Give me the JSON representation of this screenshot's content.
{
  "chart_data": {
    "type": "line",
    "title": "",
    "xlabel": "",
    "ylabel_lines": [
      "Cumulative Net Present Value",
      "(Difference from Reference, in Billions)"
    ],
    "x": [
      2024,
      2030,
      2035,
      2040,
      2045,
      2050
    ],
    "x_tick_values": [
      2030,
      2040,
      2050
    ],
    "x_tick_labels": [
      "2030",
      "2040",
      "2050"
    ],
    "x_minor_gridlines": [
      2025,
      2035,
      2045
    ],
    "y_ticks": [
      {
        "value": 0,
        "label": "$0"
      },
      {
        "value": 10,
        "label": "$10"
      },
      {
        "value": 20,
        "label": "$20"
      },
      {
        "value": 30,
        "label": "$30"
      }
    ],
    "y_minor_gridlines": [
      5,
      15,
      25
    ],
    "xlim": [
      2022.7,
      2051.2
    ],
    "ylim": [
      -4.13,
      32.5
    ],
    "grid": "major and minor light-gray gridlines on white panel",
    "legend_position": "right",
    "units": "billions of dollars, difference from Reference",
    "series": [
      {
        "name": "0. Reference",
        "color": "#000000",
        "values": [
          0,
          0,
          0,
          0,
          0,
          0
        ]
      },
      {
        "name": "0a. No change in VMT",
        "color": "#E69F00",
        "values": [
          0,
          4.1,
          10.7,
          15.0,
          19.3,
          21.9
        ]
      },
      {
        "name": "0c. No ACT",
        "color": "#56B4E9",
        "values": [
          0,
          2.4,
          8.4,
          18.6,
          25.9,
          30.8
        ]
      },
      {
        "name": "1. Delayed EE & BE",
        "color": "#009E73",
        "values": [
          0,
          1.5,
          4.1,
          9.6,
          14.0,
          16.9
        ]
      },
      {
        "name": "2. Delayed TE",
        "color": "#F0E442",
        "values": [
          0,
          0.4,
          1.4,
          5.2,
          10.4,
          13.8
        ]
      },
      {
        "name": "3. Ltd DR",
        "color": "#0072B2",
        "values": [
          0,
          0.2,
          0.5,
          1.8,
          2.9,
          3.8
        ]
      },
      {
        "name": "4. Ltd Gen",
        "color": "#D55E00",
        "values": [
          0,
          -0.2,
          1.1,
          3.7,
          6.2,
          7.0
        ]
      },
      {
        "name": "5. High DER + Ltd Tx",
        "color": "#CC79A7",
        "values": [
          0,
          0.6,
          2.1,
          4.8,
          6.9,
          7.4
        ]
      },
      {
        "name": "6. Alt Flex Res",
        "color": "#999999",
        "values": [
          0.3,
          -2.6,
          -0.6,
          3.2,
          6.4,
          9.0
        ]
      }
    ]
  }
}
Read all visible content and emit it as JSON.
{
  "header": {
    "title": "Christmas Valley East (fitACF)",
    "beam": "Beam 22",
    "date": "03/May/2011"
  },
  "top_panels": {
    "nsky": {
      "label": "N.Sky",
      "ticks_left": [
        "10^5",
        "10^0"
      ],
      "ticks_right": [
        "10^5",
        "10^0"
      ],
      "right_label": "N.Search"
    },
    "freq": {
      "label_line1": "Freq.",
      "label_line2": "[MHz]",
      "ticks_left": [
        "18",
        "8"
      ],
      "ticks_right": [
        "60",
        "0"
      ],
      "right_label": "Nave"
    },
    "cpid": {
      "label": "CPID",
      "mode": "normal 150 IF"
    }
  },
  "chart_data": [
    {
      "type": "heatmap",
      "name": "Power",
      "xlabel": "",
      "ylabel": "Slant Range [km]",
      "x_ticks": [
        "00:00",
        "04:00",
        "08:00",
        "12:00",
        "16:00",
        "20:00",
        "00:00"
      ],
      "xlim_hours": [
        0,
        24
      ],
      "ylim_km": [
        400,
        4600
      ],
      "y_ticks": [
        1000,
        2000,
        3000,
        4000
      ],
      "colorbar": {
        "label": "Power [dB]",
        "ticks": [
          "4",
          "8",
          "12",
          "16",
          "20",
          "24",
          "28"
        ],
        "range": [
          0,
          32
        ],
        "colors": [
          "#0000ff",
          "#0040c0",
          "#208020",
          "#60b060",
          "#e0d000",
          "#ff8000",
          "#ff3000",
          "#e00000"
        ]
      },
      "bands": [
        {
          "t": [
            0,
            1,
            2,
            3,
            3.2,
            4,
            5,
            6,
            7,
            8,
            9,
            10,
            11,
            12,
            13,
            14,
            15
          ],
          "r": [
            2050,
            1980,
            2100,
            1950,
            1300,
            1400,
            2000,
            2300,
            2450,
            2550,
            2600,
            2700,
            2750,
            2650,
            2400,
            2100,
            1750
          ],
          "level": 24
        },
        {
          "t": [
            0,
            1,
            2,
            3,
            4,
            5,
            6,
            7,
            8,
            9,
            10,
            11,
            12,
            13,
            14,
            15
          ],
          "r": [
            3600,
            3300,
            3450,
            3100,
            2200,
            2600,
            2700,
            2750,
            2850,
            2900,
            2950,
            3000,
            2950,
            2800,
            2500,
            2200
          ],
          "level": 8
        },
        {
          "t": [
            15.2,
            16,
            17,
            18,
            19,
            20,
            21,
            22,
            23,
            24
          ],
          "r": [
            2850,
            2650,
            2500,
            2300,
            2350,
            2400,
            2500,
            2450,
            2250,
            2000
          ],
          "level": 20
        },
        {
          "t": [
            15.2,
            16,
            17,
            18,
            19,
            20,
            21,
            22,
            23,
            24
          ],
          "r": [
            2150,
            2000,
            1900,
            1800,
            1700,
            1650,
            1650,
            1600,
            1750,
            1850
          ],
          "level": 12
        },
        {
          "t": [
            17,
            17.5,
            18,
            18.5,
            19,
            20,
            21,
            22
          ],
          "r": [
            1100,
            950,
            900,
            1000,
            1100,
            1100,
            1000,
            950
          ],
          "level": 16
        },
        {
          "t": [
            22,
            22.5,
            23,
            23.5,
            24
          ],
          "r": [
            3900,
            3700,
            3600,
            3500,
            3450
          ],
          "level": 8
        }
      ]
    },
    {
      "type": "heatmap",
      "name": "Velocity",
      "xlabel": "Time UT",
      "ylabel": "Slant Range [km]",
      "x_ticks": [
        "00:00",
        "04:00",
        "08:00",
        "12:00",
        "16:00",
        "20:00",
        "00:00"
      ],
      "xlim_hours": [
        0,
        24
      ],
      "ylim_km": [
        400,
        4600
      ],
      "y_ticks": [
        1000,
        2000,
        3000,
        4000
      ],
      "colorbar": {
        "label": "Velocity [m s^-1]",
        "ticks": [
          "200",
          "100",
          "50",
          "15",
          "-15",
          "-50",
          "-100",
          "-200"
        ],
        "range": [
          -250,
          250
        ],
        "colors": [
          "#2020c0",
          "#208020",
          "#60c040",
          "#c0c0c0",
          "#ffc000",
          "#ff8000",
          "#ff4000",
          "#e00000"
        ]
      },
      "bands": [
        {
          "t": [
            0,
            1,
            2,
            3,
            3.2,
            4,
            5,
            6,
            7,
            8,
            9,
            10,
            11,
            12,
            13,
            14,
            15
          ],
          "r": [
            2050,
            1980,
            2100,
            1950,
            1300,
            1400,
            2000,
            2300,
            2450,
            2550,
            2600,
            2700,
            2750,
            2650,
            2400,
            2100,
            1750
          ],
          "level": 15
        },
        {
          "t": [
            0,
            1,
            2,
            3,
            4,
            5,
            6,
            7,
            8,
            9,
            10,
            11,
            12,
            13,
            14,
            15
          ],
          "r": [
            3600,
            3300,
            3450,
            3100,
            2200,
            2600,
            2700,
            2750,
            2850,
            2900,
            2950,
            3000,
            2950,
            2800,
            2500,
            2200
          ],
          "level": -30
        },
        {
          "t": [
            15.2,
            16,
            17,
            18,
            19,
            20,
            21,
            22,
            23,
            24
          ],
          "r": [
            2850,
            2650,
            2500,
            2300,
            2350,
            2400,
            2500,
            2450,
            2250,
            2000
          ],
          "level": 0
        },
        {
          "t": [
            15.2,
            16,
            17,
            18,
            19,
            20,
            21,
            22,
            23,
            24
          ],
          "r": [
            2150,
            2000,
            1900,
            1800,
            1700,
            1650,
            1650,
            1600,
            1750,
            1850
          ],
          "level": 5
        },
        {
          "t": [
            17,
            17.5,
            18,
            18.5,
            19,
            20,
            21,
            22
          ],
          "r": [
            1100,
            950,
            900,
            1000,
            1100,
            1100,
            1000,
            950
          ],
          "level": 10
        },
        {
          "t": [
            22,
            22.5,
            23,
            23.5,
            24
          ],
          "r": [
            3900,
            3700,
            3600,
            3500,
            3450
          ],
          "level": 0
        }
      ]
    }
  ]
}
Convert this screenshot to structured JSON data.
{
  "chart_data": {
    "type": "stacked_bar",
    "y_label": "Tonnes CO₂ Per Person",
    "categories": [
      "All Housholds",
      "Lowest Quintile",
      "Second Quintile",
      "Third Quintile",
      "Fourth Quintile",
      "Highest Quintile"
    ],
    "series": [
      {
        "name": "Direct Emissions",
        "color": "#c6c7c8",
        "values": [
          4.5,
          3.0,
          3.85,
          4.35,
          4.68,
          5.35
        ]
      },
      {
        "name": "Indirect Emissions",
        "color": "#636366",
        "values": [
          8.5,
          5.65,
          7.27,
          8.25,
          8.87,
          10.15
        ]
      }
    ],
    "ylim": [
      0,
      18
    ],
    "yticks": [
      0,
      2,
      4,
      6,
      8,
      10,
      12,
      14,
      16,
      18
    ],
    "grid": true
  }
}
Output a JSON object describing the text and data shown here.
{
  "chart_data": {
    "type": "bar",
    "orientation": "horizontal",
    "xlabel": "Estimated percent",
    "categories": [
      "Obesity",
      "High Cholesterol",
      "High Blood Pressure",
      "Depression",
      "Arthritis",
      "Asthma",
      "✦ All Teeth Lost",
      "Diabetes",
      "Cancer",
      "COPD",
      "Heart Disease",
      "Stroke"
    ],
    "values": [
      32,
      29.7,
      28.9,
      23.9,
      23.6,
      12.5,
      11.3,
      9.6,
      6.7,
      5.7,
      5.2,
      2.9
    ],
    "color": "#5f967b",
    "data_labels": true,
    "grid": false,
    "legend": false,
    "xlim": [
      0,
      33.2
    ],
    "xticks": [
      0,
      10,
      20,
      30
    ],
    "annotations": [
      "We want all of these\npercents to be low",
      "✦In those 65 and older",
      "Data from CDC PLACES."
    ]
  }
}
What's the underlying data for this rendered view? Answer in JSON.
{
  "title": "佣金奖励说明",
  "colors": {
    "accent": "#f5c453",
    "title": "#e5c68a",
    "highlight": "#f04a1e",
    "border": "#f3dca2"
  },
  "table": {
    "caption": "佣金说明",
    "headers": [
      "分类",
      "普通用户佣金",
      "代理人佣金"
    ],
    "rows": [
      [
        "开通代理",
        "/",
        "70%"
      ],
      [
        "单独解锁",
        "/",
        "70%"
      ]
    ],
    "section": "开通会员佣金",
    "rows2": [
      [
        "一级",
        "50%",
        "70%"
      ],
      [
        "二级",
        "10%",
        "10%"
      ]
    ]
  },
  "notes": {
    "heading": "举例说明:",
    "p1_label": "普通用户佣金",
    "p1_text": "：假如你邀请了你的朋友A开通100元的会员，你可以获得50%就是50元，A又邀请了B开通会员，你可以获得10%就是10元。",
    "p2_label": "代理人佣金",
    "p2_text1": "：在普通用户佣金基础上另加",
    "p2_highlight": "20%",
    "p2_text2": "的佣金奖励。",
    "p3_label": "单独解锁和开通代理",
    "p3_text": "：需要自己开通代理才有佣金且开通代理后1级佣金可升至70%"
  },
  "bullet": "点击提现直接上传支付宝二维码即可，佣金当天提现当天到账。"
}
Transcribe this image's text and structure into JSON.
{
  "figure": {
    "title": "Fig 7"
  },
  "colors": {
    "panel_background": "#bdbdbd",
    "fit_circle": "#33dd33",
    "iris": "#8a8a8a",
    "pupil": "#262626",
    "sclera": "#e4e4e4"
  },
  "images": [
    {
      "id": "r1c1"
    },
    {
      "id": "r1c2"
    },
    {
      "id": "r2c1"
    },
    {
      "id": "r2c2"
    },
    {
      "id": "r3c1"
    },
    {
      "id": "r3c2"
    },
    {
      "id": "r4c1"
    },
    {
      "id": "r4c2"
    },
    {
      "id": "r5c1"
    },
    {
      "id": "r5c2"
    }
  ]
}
________________
◆ **What the task asks**:
Output the line holding "Transcribe this image's", then every later line through the end of the records above, exactly as given and nothing else.

◆ **Correct answer**:
Transcribe this image's text and structure into JSON.
{
  "figure": {
    "title": "Fig 7"
  },
  "colors": {
    "panel_background": "#bdbdbd",
    "fit_circle": "#33dd33",
    "iris": "#8a8a8a",
    "pupil": "#262626",
    "sclera": "#e4e4e4"
  },
  "images": [
    {
      "id": "r1c1"
    },
    {
      "id": "r1c2"
    },
    {
      "id": "r2c1"
    },
    {
      "id": "r2c2"
    },
    {
      "id": "r3c1"
    },
    {
      "id": "r3c2"
    },
    {
      "id": "r4c1"
    },
    {
      "id": "r4c2"
    },
    {
      "id": "r5c1"
    },
    {
      "id": "r5c2"
    }
  ]
}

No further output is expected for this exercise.